Dataset items
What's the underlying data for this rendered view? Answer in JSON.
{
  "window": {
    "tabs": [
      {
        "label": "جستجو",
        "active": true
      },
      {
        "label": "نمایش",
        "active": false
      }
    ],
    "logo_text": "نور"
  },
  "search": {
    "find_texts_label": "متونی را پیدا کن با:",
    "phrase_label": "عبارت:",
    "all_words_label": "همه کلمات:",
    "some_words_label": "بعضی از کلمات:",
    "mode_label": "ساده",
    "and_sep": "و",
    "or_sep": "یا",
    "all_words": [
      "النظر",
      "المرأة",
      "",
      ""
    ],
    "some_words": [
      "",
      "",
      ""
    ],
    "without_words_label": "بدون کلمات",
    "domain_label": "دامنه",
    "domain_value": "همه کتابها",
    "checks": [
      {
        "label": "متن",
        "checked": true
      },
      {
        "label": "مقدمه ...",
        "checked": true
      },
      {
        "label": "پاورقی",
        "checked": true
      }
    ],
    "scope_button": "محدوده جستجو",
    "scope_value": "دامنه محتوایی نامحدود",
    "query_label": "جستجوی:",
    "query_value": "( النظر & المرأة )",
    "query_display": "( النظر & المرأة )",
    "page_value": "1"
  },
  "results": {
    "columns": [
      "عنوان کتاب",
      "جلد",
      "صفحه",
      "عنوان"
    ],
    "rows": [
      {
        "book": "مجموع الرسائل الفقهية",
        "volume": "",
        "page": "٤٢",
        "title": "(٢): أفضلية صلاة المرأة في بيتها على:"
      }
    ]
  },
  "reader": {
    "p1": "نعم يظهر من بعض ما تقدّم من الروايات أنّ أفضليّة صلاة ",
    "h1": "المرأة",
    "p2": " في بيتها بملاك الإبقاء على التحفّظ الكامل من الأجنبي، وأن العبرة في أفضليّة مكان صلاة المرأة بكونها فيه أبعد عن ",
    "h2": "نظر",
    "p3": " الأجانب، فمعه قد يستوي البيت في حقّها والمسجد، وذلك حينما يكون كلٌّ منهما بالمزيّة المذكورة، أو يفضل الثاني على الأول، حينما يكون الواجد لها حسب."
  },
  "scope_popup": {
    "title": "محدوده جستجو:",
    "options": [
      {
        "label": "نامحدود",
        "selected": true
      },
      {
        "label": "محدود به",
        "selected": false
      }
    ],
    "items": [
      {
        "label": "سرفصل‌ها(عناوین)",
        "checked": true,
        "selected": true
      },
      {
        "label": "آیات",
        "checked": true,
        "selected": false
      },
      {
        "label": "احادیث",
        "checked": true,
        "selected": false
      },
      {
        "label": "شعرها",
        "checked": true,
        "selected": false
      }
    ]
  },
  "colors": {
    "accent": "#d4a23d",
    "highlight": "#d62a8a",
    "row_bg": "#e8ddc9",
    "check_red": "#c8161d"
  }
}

▶ [What needs to be done]:
Return each line that includes "دامنه".

▶ [Task output]:
    "domain_label": "دامنه",
    "scope_value": "دامنه محتوایی نامحدود",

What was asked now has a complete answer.